■ EXERCISE AIM
Return all of the entries exactly, with nothing added or left out.

■ PROVIDED DATA
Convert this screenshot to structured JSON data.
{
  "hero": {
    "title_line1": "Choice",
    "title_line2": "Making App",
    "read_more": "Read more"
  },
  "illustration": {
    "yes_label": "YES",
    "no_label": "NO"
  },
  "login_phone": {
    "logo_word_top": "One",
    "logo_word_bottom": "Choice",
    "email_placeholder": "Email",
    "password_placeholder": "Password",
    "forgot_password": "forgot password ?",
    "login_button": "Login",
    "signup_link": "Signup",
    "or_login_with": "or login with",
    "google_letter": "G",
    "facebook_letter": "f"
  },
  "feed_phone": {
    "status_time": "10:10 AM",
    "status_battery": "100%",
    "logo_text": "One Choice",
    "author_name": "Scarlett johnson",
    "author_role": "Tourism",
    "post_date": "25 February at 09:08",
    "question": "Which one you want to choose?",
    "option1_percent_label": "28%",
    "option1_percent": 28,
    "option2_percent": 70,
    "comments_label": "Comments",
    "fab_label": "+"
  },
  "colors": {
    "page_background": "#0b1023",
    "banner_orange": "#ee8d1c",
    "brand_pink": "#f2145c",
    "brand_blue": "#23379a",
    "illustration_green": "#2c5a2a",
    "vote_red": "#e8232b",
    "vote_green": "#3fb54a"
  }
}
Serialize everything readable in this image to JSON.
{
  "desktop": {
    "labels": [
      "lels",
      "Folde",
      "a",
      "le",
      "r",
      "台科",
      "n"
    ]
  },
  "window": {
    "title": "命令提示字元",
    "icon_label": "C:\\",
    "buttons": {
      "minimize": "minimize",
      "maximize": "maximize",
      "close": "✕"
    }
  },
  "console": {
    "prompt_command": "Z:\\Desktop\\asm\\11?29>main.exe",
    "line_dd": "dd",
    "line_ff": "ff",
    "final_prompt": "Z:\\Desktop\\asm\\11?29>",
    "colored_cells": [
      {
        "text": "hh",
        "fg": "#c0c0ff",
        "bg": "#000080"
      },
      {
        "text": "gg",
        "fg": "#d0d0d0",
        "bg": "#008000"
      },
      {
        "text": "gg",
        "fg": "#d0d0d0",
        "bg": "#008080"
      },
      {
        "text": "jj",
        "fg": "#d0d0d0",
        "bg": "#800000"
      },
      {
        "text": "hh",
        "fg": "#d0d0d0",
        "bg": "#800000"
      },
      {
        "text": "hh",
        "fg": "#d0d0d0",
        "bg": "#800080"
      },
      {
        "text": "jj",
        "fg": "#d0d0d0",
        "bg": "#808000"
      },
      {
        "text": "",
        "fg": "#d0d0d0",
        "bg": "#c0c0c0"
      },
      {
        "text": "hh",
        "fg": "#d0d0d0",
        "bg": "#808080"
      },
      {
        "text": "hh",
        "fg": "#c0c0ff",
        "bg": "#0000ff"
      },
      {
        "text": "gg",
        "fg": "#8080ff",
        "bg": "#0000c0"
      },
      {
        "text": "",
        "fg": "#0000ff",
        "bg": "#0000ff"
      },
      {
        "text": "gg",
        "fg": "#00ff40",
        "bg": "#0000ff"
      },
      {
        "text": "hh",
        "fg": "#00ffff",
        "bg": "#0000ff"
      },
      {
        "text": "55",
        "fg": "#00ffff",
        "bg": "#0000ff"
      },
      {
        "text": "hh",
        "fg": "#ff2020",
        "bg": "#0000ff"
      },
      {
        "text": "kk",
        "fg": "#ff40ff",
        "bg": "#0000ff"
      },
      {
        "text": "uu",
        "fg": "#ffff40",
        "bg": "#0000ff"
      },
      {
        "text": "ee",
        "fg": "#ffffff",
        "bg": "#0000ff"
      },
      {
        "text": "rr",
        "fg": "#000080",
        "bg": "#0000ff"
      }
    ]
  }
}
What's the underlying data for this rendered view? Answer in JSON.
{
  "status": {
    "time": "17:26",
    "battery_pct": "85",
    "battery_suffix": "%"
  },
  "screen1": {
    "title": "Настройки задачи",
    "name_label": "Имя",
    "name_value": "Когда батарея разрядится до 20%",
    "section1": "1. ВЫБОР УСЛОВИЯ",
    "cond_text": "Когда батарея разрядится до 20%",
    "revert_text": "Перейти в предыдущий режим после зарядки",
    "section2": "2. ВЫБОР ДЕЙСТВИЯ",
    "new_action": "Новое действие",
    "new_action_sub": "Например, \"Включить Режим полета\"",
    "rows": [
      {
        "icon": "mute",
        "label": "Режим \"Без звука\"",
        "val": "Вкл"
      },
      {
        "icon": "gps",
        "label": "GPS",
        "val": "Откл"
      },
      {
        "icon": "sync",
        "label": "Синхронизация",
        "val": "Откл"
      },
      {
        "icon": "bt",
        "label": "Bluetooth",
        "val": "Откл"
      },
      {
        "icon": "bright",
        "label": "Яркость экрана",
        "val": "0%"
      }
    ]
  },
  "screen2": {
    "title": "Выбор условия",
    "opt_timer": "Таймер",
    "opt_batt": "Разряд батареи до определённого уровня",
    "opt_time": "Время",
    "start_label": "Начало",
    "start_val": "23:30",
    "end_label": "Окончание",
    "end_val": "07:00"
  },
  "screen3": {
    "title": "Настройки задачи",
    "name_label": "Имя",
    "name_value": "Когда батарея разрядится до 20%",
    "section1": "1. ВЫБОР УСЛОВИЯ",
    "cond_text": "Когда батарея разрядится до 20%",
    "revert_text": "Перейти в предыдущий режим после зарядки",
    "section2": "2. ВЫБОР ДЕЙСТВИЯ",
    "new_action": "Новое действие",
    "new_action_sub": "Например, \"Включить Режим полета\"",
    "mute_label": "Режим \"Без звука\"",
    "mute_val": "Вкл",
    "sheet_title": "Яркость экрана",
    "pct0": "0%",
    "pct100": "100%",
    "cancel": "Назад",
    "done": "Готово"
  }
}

■ SOLUTION TO THE PROBLEM
Convert this screenshot to structured JSON data.
{
  "hero": {
    "title_line1": "Choice",
    "title_line2": "Making App",
    "read_more": "Read more"
  },
  "illustration": {
    "yes_label": "YES",
    "no_label": "NO"
  },
  "login_phone": {
    "logo_word_top": "One",
    "logo_word_bottom": "Choice",
    "email_placeholder": "Email",
    "password_placeholder": "Password",
    "forgot_password": "forgot password ?",
    "login_button": "Login",
    "signup_link": "Signup",
    "or_login_with": "or login with",
    "google_letter": "G",
    "facebook_letter": "f"
  },
  "feed_phone": {
    "status_time": "10:10 AM",
    "status_battery": "100%",
    "logo_text": "One Choice",
    "author_name": "Scarlett johnson",
    "author_role": "Tourism",
    "post_date": "25 February at 09:08",
    "question": "Which one you want to choose?",
    "option1_percent_label": "28%",
    "option1_percent": 28,
    "option2_percent": 70,
    "comments_label": "Comments",
    "fab_label": "+"
  },
  "colors": {
    "page_background": "#0b1023",
    "banner_orange": "#ee8d1c",
    "brand_pink": "#f2145c",
    "brand_blue": "#23379a",
    "illustration_green": "#2c5a2a",
    "vote_red": "#e8232b",
    "vote_green": "#3fb54a"
  }
}
Serialize everything readable in this image to JSON.
{
  "desktop": {
    "labels": [
      "lels",
      "Folde",
      "a",
      "le",
      "r",
      "台科",
      "n"
    ]
  },
  "window": {
    "title": "命令提示字元",
    "icon_label": "C:\\",
    "buttons": {
      "minimize": "minimize",
      "maximize": "maximize",
      "close": "✕"
    }
  },
  "console": {
    "prompt_command": "Z:\\Desktop\\asm\\11?29>main.exe",
    "line_dd": "dd",
    "line_ff": "ff",
    "final_prompt": "Z:\\Desktop\\asm\\11?29>",
    "colored_cells": [
      {
        "text": "hh",
        "fg": "#c0c0ff",
        "bg": "#000080"
      },
      {
        "text": "gg",
        "fg": "#d0d0d0",
        "bg": "#008000"
      },
      {
        "text": "gg",
        "fg": "#d0d0d0",
        "bg": "#008080"
      },
      {
        "text": "jj",
        "fg": "#d0d0d0",
        "bg": "#800000"
      },
      {
        "text": "hh",
        "fg": "#d0d0d0",
        "bg": "#800000"
      },
      {
        "text": "hh",
        "fg": "#d0d0d0",
        "bg": "#800080"
      },
      {
        "text": "jj",
        "fg": "#d0d0d0",
        "bg": "#808000"
      },
      {
        "text": "",
        "fg": "#d0d0d0",
        "bg": "#c0c0c0"
      },
      {
        "text": "hh",
        "fg": "#d0d0d0",
        "bg": "#808080"
      },
      {
        "text": "hh",
        "fg": "#c0c0ff",
        "bg": "#0000ff"
      },
      {
        "text": "gg",
        "fg": "#8080ff",
        "bg": "#0000c0"
      },
      {
        "text": "",
        "fg": "#0000ff",
        "bg": "#0000ff"
      },
      {
        "text": "gg",
        "fg": "#00ff40",
        "bg": "#0000ff"
      },
      {
        "text": "hh",
        "fg": "#00ffff",
        "bg": "#0000ff"
      },
      {
        "text": "55",
        "fg": "#00ffff",
        "bg": "#0000ff"
      },
      {
        "text": "hh",
        "fg": "#ff2020",
        "bg": "#0000ff"
      },
      {
        "text": "kk",
        "fg": "#ff40ff",
        "bg": "#0000ff"
      },
      {
        "text": "uu",
        "fg": "#ffff40",
        "bg": "#0000ff"
      },
      {
        "text": "ee",
        "fg": "#ffffff",
        "bg": "#0000ff"
      },
      {
        "text": "rr",
        "fg": "#000080",
        "bg": "#0000ff"
      }
    ]
  }
}
What's the underlying data for this rendered view? Answer in JSON.
{
  "status": {
    "time": "17:26",
    "battery_pct": "85",
    "battery_suffix": "%"
  },
  "screen1": {
    "title": "Настройки задачи",
    "name_label": "Имя",
    "name_value": "Когда батарея разрядится до 20%",
    "section1": "1. ВЫБОР УСЛОВИЯ",
    "cond_text": "Когда батарея разрядится до 20%",
    "revert_text": "Перейти в предыдущий режим после зарядки",
    "section2": "2. ВЫБОР ДЕЙСТВИЯ",
    "new_action": "Новое действие",
    "new_action_sub": "Например, \"Включить Режим полета\"",
    "rows": [
      {
        "icon": "mute",
        "label": "Режим \"Без звука\"",
        "val": "Вкл"
      },
      {
        "icon": "gps",
        "label": "GPS",
        "val": "Откл"
      },
      {
        "icon": "sync",
        "label": "Синхронизация",
        "val": "Откл"
      },
      {
        "icon": "bt",
        "label": "Bluetooth",
        "val": "Откл"
      },
      {
        "icon": "bright",
        "label": "Яркость экрана",
        "val": "0%"
      }
    ]
  },
  "screen2": {
    "title": "Выбор условия",
    "opt_timer": "Таймер",
    "opt_batt": "Разряд батареи до определённого уровня",
    "opt_time": "Время",
    "start_label": "Начало",
    "start_val": "23:30",
    "end_label": "Окончание",
    "end_val": "07:00"
  },
  "screen3": {
    "title": "Настройки задачи",
    "name_label": "Имя",
    "name_value": "Когда батарея разрядится до 20%",
    "section1": "1. ВЫБОР УСЛОВИЯ",
    "cond_text": "Когда батарея разрядится до 20%",
    "revert_text": "Перейти в предыдущий режим после зарядки",
    "section2": "2. ВЫБОР ДЕЙСТВИЯ",
    "new_action": "Новое действие",
    "new_action_sub": "Например, \"Включить Режим полета\"",
    "mute_label": "Режим \"Без звука\"",
    "mute_val": "Вкл",
    "sheet_title": "Яркость экрана",
    "pct0": "0%",
    "pct100": "100%",
    "cancel": "Назад",
    "done": "Готово"
  }
}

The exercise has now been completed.